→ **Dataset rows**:
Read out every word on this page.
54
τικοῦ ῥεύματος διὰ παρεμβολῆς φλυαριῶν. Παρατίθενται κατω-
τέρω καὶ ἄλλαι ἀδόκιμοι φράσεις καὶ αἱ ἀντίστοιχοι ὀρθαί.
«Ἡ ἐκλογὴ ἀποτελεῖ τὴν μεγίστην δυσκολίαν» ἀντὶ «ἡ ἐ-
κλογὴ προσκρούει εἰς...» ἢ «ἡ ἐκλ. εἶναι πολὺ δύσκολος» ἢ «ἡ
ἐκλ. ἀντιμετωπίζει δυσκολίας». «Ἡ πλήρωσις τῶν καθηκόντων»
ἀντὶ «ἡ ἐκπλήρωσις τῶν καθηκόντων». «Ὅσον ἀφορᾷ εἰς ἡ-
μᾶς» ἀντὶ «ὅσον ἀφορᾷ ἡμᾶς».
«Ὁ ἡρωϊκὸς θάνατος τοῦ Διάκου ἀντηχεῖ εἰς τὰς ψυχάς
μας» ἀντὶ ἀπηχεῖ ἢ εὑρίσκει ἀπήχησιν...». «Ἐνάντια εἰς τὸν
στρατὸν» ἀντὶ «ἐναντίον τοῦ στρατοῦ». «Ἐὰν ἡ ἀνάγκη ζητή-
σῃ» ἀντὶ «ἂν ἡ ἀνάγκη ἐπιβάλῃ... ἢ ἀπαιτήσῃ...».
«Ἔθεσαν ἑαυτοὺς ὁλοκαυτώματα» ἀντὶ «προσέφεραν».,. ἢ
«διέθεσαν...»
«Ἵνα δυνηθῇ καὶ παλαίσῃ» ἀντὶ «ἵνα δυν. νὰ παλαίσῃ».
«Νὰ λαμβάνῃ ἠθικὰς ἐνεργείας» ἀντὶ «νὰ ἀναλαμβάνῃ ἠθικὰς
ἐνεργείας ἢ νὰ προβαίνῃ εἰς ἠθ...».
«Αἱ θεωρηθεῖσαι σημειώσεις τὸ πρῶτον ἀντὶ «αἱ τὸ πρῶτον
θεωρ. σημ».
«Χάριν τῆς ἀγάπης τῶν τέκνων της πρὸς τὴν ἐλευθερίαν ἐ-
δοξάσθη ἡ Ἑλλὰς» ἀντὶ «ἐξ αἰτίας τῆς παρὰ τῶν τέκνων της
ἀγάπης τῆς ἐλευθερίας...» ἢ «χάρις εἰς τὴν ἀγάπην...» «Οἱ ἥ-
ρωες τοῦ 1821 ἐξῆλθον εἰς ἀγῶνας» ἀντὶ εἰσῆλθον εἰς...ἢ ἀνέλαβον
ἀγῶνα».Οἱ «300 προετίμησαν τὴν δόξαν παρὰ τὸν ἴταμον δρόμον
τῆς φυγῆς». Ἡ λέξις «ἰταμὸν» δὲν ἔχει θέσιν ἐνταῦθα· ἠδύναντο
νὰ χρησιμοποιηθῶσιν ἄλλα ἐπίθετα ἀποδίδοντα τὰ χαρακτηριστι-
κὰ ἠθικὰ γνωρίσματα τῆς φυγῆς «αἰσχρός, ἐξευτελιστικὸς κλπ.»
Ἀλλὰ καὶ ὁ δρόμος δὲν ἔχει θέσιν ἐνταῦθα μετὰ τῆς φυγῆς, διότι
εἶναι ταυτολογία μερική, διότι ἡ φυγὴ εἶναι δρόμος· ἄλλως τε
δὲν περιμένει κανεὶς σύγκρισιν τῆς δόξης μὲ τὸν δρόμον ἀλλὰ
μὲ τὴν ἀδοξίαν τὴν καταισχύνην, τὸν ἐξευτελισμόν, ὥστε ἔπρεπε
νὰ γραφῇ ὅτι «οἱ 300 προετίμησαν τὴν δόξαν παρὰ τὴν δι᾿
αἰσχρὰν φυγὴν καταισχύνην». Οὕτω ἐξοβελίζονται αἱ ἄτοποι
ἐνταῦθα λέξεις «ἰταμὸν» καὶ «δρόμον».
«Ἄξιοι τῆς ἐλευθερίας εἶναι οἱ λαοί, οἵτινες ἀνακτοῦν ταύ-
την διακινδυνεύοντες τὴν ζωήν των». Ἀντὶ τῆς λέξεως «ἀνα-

→ **Task**:
Quote all of the entries exactly as they appear.

→ **Result of the exercise**:
Read out every word on this page.
54
τικοῦ ῥεύματος διὰ παρεμβολῆς φλυαριῶν. Παρατίθενται κατω-
τέρω καὶ ἄλλαι ἀδόκιμοι φράσεις καὶ αἱ ἀντίστοιχοι ὀρθαί.
«Ἡ ἐκλογὴ ἀποτελεῖ τὴν μεγίστην δυσκολίαν» ἀντὶ «ἡ ἐ-
κλογὴ προσκρούει εἰς...» ἢ «ἡ ἐκλ. εἶναι πολὺ δύσκολος» ἢ «ἡ
ἐκλ. ἀντιμετωπίζει δυσκολίας». «Ἡ πλήρωσις τῶν καθηκόντων»
ἀντὶ «ἡ ἐκπλήρωσις τῶν καθηκόντων». «Ὅσον ἀφορᾷ εἰς ἡ-
μᾶς» ἀντὶ «ὅσον ἀφορᾷ ἡμᾶς».
«Ὁ ἡρωϊκὸς θάνατος τοῦ Διάκου ἀντηχεῖ εἰς τὰς ψυχάς
μας» ἀντὶ ἀπηχεῖ ἢ εὑρίσκει ἀπήχησιν...». «Ἐνάντια εἰς τὸν
στρατὸν» ἀντὶ «ἐναντίον τοῦ στρατοῦ». «Ἐὰν ἡ ἀνάγκη ζητή-
σῃ» ἀντὶ «ἂν ἡ ἀνάγκη ἐπιβάλῃ... ἢ ἀπαιτήσῃ...».
«Ἔθεσαν ἑαυτοὺς ὁλοκαυτώματα» ἀντὶ «προσέφεραν».,. ἢ
«διέθεσαν...»
«Ἵνα δυνηθῇ καὶ παλαίσῃ» ἀντὶ «ἵνα δυν. νὰ παλαίσῃ».
«Νὰ λαμβάνῃ ἠθικὰς ἐνεργείας» ἀντὶ «νὰ ἀναλαμβάνῃ ἠθικὰς
ἐνεργείας ἢ νὰ προβαίνῃ εἰς ἠθ...».
«Αἱ θεωρηθεῖσαι σημειώσεις τὸ πρῶτον ἀντὶ «αἱ τὸ πρῶτον
θεωρ. σημ».
«Χάριν τῆς ἀγάπης τῶν τέκνων της πρὸς τὴν ἐλευθερίαν ἐ-
δοξάσθη ἡ Ἑλλὰς» ἀντὶ «ἐξ αἰτίας τῆς παρὰ τῶν τέκνων της
ἀγάπης τῆς ἐλευθερίας...» ἢ «χάρις εἰς τὴν ἀγάπην...» «Οἱ ἥ-
ρωες τοῦ 1821 ἐξῆλθον εἰς ἀγῶνας» ἀντὶ εἰσῆλθον εἰς...ἢ ἀνέλαβον
ἀγῶνα».Οἱ «300 προετίμησαν τὴν δόξαν παρὰ τὸν ἴταμον δρόμον
τῆς φυγῆς». Ἡ λέξις «ἰταμὸν» δὲν ἔχει θέσιν ἐνταῦθα· ἠδύναντο
νὰ χρησιμοποιηθῶσιν ἄλλα ἐπίθετα ἀποδίδοντα τὰ χαρακτηριστι-
κὰ ἠθικὰ γνωρίσματα τῆς φυγῆς «αἰσχρός, ἐξευτελιστικὸς κλπ.»
Ἀλλὰ καὶ ὁ δρόμος δὲν ἔχει θέσιν ἐνταῦθα μετὰ τῆς φυγῆς, διότι
εἶναι ταυτολογία μερική, διότι ἡ φυγὴ εἶναι δρόμος· ἄλλως τε
δὲν περιμένει κανεὶς σύγκρισιν τῆς δόξης μὲ τὸν δρόμον ἀλλὰ
μὲ τὴν ἀδοξίαν τὴν καταισχύνην, τὸν ἐξευτελισμόν, ὥστε ἔπρεπε
νὰ γραφῇ ὅτι «οἱ 300 προετίμησαν τὴν δόξαν παρὰ τὴν δι᾿
αἰσχρὰν φυγὴν καταισχύνην». Οὕτω ἐξοβελίζονται αἱ ἄτοποι
ἐνταῦθα λέξεις «ἰταμὸν» καὶ «δρόμον».
«Ἄξιοι τῆς ἐλευθερίας εἶναι οἱ λαοί, οἵτινες ἀνακτοῦν ταύ-
την διακινδυνεύοντες τὴν ζωήν των». Ἀντὶ τῆς λέξεως «ἀνα-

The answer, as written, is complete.